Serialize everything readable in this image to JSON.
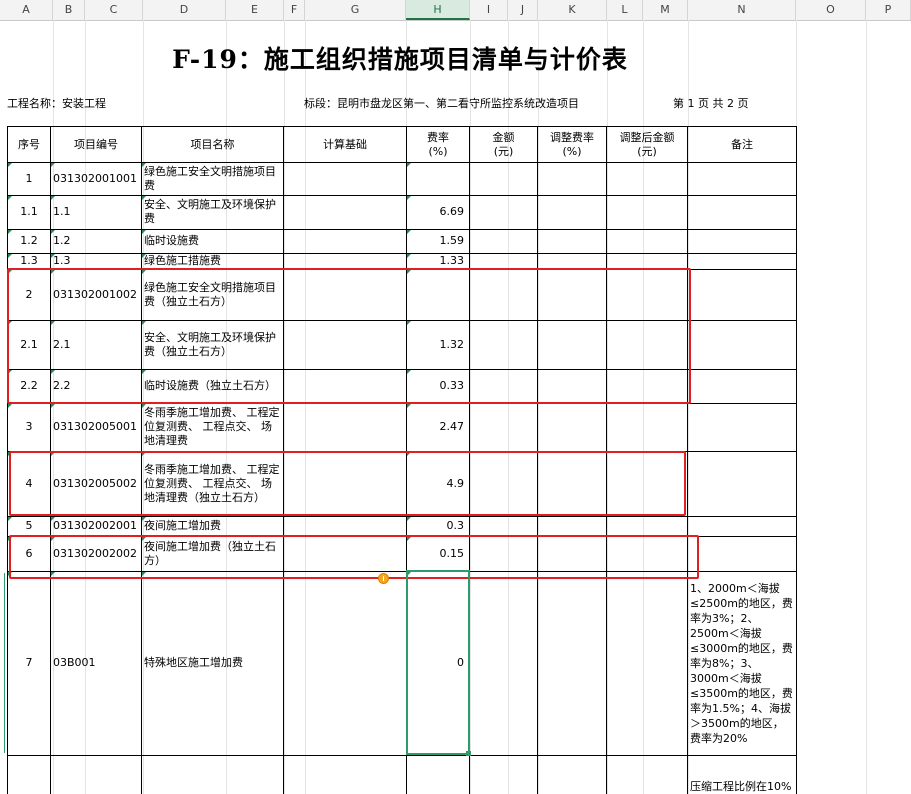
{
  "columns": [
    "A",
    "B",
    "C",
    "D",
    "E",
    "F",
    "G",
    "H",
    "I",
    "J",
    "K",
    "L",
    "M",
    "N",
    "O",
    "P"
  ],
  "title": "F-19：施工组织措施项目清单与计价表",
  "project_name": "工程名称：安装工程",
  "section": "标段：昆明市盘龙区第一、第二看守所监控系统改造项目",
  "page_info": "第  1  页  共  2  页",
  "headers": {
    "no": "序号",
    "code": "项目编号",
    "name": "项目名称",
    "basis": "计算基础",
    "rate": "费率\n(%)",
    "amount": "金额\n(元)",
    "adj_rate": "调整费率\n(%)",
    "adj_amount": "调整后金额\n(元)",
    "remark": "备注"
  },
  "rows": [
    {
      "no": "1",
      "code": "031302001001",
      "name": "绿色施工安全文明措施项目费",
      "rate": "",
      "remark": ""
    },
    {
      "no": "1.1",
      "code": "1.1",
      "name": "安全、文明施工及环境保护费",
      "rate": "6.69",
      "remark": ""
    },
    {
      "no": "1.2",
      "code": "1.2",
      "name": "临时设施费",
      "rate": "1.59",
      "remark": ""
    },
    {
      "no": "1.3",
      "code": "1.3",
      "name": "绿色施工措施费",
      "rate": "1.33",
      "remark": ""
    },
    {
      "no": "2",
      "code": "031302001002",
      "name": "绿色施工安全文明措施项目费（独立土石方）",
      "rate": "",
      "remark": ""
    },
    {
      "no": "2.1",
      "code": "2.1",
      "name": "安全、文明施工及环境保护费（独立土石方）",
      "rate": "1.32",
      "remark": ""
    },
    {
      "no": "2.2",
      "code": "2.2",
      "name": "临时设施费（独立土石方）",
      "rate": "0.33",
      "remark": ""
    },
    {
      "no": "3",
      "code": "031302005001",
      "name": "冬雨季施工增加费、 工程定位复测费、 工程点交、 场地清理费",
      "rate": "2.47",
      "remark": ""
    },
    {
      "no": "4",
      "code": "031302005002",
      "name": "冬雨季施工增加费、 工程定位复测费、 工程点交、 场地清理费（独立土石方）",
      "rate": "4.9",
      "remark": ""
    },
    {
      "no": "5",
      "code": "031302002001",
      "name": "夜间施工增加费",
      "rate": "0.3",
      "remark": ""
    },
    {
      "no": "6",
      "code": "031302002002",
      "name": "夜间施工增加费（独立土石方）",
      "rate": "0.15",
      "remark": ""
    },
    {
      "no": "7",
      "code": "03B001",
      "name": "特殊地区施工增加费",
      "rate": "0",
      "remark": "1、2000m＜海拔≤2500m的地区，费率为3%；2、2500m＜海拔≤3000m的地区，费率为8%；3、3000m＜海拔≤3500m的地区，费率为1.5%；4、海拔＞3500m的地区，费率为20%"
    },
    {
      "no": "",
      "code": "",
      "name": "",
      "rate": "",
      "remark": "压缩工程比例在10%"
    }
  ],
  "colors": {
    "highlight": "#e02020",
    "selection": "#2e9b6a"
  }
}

===============

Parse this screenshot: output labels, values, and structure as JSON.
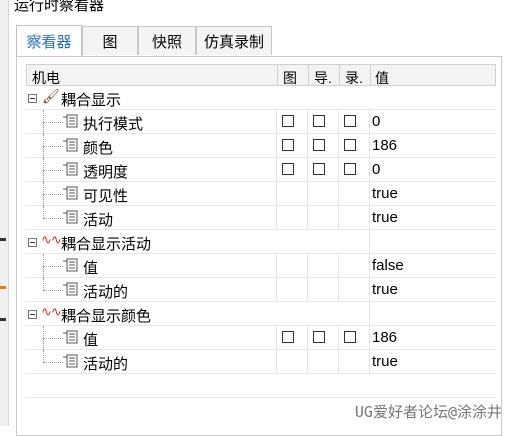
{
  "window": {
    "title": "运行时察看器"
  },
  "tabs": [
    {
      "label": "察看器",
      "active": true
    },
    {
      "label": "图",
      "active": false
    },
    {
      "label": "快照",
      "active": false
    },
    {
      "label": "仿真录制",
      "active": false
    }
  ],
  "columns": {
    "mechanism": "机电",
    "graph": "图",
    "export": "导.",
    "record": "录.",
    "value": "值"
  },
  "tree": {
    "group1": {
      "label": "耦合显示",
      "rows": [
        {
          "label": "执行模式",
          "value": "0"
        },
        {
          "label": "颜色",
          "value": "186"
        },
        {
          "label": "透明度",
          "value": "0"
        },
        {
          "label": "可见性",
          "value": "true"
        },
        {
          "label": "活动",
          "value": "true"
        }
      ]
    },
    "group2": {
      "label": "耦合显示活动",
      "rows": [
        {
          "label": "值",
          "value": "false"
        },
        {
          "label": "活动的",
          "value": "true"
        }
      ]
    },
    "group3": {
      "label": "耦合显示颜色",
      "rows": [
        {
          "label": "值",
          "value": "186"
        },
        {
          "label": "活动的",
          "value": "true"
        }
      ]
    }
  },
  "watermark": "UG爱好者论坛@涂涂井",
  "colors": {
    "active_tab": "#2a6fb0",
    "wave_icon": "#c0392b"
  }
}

===============

Instructions to follow: Show every line from the entries above in which the word "场地清理费" appears.

Full answer:
      "name": "冬雨季施工增加费、 工程定位复测费、 工程点交、 场地清理费",
      "name": "冬雨季施工增加费、 工程定位复测费、 工程点交、 场地清理费（独立土石方）",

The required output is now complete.